All lines featuring the string "does" are to be listed.

:: GIVEN RECORDS ::
++++++

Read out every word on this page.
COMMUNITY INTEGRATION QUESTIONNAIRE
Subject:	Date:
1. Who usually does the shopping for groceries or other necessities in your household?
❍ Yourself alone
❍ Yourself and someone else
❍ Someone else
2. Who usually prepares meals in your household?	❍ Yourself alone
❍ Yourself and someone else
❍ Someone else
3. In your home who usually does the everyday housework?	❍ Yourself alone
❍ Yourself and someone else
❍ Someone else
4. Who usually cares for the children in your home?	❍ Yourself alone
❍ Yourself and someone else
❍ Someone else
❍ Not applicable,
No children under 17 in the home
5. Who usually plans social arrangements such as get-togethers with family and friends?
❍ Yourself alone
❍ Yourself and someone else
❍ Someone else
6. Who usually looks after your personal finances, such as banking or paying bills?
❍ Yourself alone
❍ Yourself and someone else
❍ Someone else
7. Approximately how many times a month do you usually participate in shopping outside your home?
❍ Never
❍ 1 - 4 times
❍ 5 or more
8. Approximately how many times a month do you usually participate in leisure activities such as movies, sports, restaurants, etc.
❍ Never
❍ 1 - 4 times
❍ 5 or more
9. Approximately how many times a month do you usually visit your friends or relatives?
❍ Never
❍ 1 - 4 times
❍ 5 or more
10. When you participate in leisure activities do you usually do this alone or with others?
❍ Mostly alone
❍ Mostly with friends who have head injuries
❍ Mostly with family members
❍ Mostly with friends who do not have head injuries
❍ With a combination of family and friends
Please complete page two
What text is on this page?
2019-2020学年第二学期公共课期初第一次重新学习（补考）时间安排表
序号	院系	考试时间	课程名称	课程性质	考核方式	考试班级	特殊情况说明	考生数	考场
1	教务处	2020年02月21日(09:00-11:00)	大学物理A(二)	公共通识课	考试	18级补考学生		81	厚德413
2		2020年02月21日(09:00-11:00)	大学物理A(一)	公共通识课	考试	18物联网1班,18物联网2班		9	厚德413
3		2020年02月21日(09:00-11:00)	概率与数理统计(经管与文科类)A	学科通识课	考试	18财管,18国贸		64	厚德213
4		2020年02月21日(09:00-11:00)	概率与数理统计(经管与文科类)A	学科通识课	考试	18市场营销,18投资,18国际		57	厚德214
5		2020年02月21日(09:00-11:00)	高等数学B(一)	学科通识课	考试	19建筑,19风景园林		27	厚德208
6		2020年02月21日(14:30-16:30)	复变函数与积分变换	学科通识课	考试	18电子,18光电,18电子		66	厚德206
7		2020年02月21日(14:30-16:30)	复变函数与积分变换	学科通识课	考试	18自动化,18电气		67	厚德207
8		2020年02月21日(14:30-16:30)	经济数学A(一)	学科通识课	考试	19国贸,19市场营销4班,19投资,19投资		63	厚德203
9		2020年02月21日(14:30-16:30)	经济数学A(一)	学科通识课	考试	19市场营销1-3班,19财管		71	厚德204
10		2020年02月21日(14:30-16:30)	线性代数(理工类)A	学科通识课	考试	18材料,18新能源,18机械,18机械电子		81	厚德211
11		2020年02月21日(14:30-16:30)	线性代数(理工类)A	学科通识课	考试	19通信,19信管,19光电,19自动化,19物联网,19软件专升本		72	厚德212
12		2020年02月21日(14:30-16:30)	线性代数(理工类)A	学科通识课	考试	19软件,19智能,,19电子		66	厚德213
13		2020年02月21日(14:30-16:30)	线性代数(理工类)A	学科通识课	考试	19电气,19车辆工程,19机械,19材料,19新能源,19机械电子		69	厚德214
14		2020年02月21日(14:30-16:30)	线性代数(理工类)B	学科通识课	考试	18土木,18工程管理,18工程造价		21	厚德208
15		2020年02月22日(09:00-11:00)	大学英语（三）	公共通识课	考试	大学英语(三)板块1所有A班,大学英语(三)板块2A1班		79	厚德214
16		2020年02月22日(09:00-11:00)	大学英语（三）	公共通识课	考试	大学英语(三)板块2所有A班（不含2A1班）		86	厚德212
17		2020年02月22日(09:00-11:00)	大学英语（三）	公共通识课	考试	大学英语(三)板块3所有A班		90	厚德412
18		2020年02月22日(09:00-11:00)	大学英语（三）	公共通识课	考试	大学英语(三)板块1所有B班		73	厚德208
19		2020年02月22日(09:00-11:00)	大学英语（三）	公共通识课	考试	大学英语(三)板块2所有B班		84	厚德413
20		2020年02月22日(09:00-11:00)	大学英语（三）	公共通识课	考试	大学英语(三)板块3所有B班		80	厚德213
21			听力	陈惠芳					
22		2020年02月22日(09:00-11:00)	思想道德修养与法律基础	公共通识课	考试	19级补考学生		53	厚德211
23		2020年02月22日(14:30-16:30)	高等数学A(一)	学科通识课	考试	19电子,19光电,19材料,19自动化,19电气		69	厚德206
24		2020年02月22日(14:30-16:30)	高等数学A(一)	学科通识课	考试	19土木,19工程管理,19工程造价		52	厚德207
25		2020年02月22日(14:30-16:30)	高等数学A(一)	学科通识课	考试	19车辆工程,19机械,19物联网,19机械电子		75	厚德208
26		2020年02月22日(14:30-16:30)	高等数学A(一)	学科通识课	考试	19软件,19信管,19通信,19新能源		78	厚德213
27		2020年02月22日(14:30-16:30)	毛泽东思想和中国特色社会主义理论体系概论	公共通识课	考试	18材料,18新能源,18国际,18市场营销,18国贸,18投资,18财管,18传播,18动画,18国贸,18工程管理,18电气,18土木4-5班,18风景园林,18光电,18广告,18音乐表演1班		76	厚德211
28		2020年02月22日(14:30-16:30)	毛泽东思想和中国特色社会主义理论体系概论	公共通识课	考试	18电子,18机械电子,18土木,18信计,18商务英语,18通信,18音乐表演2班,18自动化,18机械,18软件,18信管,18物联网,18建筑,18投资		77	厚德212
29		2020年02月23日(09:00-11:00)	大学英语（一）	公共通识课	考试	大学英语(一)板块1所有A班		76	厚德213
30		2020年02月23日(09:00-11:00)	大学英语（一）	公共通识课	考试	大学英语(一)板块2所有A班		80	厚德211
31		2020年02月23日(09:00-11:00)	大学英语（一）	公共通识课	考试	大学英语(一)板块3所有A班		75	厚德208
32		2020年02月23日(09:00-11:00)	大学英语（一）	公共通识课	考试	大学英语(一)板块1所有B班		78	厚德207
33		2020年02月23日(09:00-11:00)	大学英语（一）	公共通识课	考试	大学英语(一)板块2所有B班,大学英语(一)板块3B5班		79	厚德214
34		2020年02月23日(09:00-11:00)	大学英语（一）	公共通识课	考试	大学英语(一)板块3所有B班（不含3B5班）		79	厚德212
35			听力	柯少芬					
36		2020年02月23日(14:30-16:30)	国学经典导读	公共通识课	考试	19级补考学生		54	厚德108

++++++

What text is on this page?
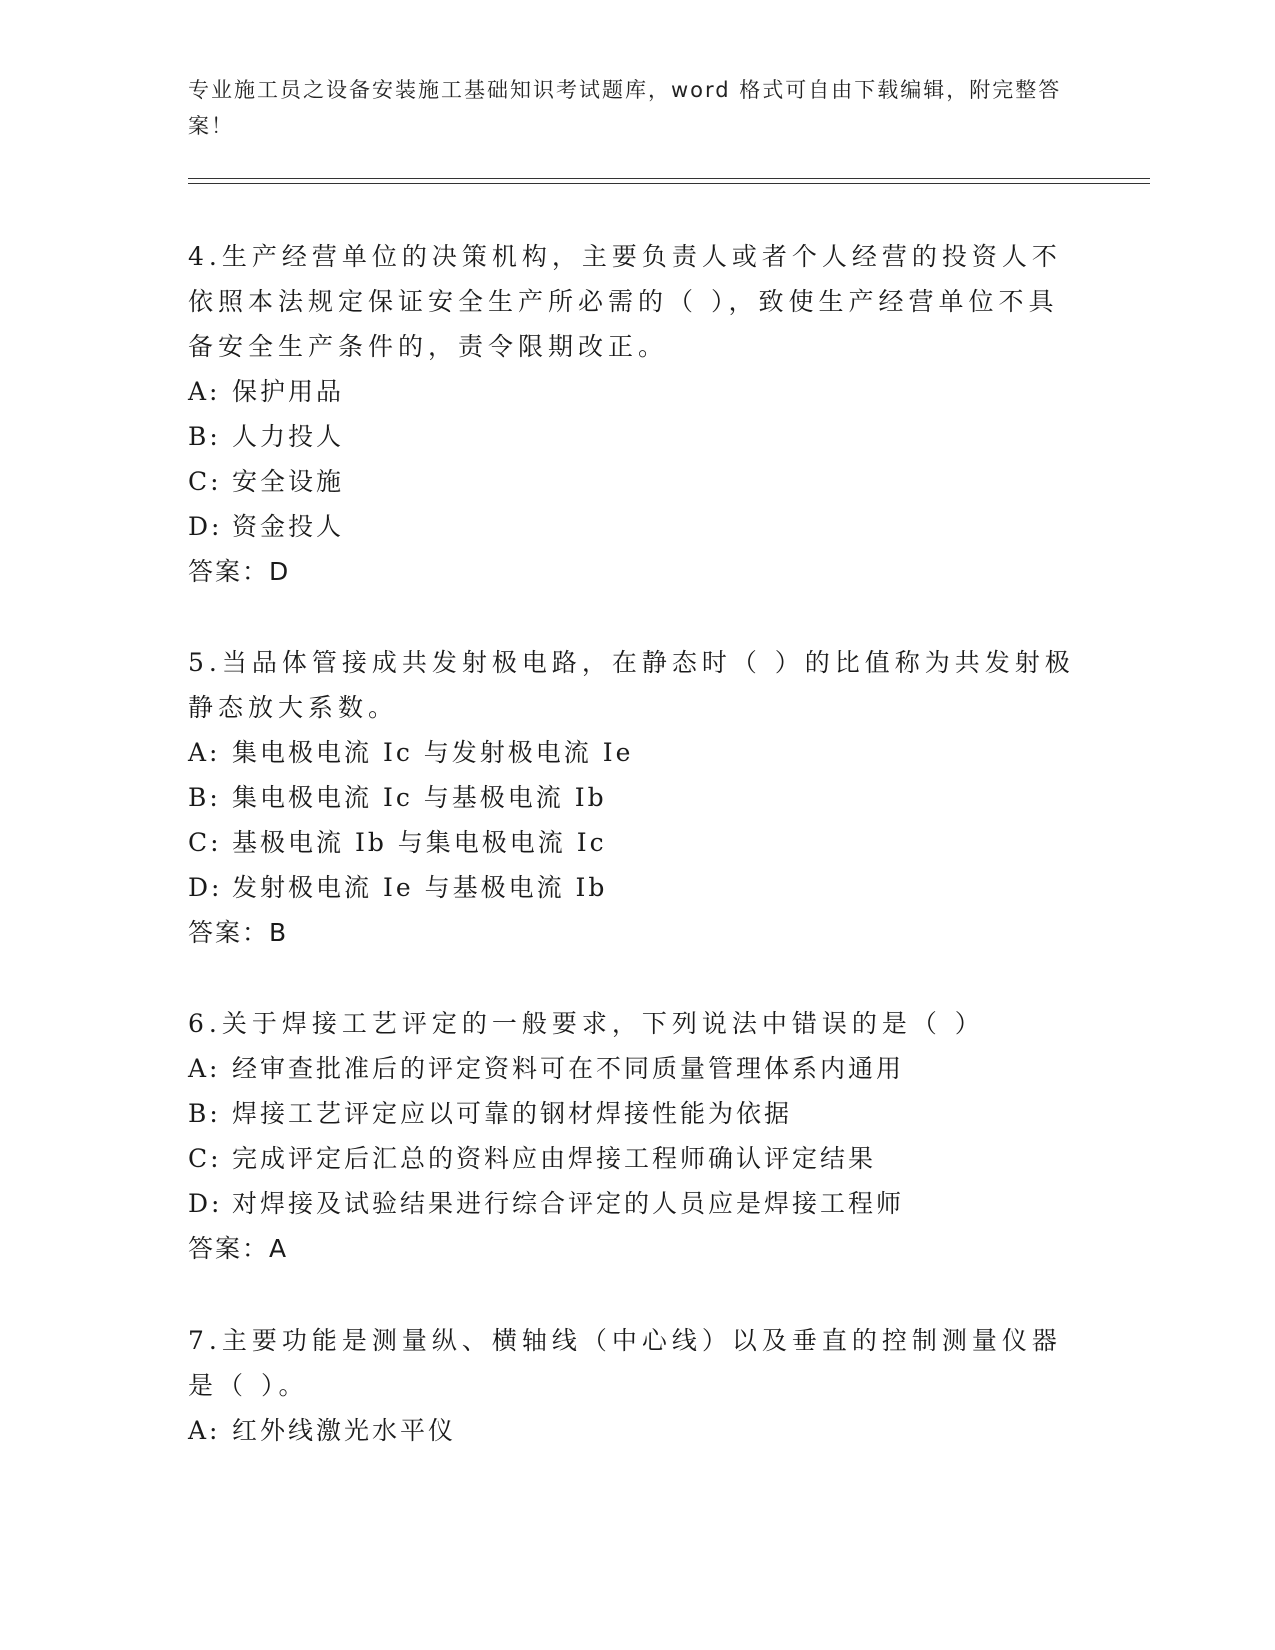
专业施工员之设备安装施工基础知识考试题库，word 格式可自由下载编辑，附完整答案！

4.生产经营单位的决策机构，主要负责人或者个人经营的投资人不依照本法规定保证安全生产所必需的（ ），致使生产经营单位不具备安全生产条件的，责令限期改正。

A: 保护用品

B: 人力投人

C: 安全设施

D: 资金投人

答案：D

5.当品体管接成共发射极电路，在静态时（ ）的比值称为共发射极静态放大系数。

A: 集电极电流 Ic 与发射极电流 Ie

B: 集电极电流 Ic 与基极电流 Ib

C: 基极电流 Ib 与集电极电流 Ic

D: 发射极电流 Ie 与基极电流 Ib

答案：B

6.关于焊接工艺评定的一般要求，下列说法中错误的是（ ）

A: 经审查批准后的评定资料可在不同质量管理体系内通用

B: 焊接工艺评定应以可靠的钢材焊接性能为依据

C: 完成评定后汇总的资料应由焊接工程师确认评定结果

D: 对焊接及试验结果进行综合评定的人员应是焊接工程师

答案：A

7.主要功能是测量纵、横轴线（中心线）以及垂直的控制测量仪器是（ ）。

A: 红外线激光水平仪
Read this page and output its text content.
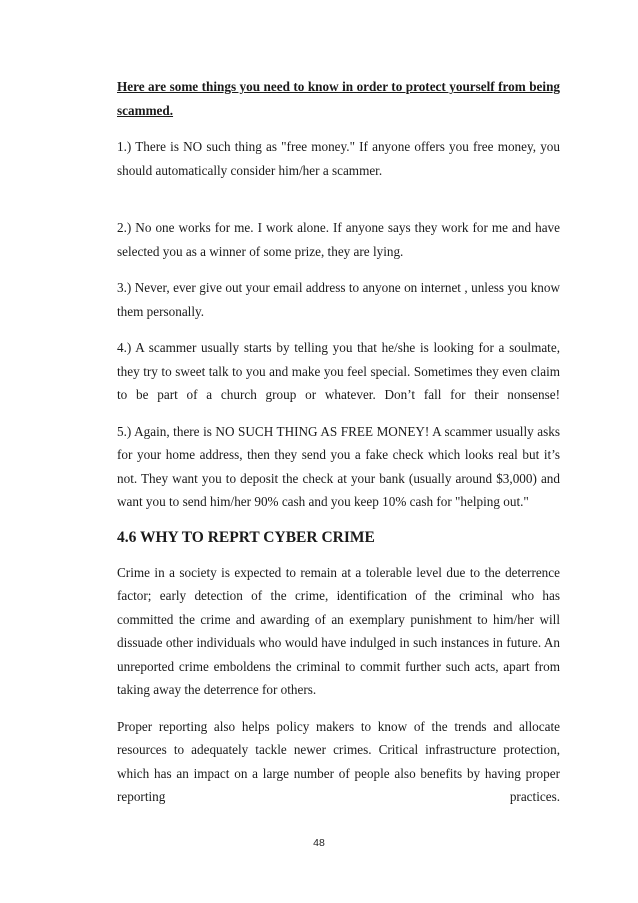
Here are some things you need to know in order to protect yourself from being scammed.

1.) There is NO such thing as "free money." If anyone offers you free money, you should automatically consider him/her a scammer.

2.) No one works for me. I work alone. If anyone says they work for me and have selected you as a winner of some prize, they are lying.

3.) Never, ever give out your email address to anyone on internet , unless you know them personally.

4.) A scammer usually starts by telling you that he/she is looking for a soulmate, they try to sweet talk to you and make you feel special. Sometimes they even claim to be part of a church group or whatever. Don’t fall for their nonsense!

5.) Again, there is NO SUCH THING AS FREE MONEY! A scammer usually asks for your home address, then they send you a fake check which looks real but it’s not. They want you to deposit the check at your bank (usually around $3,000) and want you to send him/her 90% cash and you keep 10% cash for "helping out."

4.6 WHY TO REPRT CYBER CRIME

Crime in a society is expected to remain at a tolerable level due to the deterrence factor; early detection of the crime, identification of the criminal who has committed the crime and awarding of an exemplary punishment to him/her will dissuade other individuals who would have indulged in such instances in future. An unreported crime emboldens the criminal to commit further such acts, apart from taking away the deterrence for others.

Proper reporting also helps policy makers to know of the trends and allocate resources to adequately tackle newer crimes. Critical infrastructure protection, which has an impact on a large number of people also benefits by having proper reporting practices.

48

++++++

:: SOLUTION TO THE PROBLEM ::
1. Who usually does the shopping for groceries or other necessities in your household?
3. In your home who usually does the everyday housework?	❍ Yourself alone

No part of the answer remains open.